**Your objective:** Write out each line exactly as given. Leave the pictures out of your copy.

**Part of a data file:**
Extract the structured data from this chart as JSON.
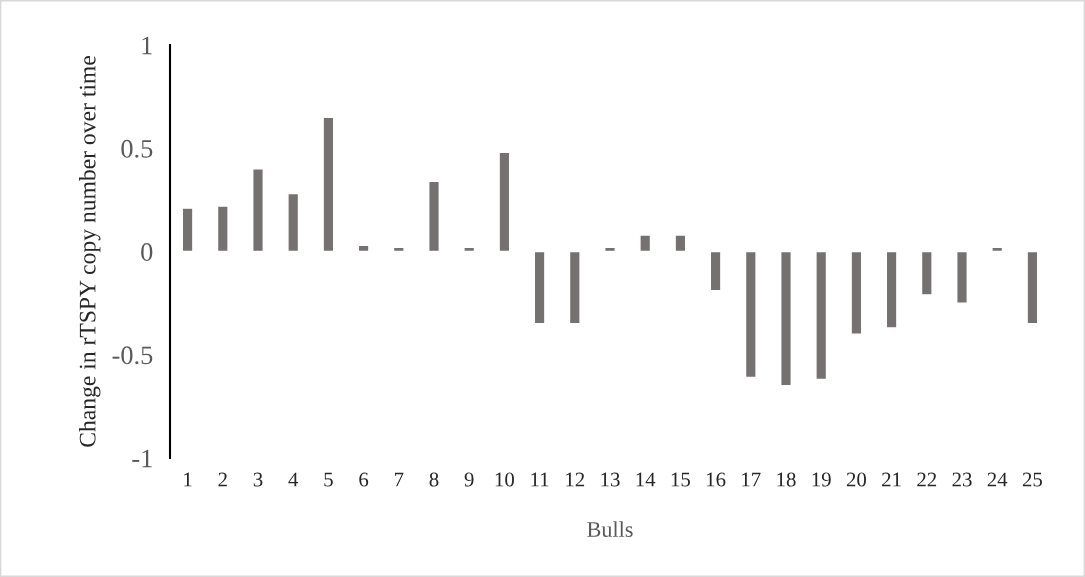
{
  "chart_data": {
    "type": "bar",
    "xlabel": "Bulls",
    "ylabel": "Change in rTSPY copy number over time",
    "categories": [
      "1",
      "2",
      "3",
      "4",
      "5",
      "6",
      "7",
      "8",
      "9",
      "10",
      "11",
      "12",
      "13",
      "14",
      "15",
      "16",
      "17",
      "18",
      "19",
      "20",
      "21",
      "22",
      "23",
      "24",
      "25"
    ],
    "values": [
      0.21,
      0.22,
      0.4,
      0.28,
      0.65,
      0.03,
      0.02,
      0.34,
      0.02,
      0.48,
      -0.35,
      -0.35,
      0.02,
      0.08,
      0.08,
      -0.19,
      -0.61,
      -0.65,
      -0.62,
      -0.4,
      -0.37,
      -0.21,
      -0.25,
      0.02,
      -0.35
    ],
    "color": "#767171",
    "ylim": [
      -1,
      1
    ],
    "yticks": [
      -1,
      -0.5,
      0,
      0.5,
      1
    ],
    "grid": false,
    "legend": false
  }
}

**Full answer:**
Extract the structured data from this chart as JSON.
{
  "chart_data": {
    "type": "bar",
    "xlabel": "Bulls",
    "ylabel": "Change in rTSPY copy number over time",
    "categories": [
      "1",
      "2",
      "3",
      "4",
      "5",
      "6",
      "7",
      "8",
      "9",
      "10",
      "11",
      "12",
      "13",
      "14",
      "15",
      "16",
      "17",
      "18",
      "19",
      "20",
      "21",
      "22",
      "23",
      "24",
      "25"
    ],
    "values": [
      0.21,
      0.22,
      0.4,
      0.28,
      0.65,
      0.03,
      0.02,
      0.34,
      0.02,
      0.48,
      -0.35,
      -0.35,
      0.02,
      0.08,
      0.08,
      -0.19,
      -0.61,
      -0.65,
      -0.62,
      -0.4,
      -0.37,
      -0.21,
      -0.25,
      0.02,
      -0.35
    ],
    "color": "#767171",
    "ylim": [
      -1,
      1
    ],
    "yticks": [
      -1,
      -0.5,
      0,
      0.5,
      1
    ],
    "grid": false,
    "legend": false
  }
}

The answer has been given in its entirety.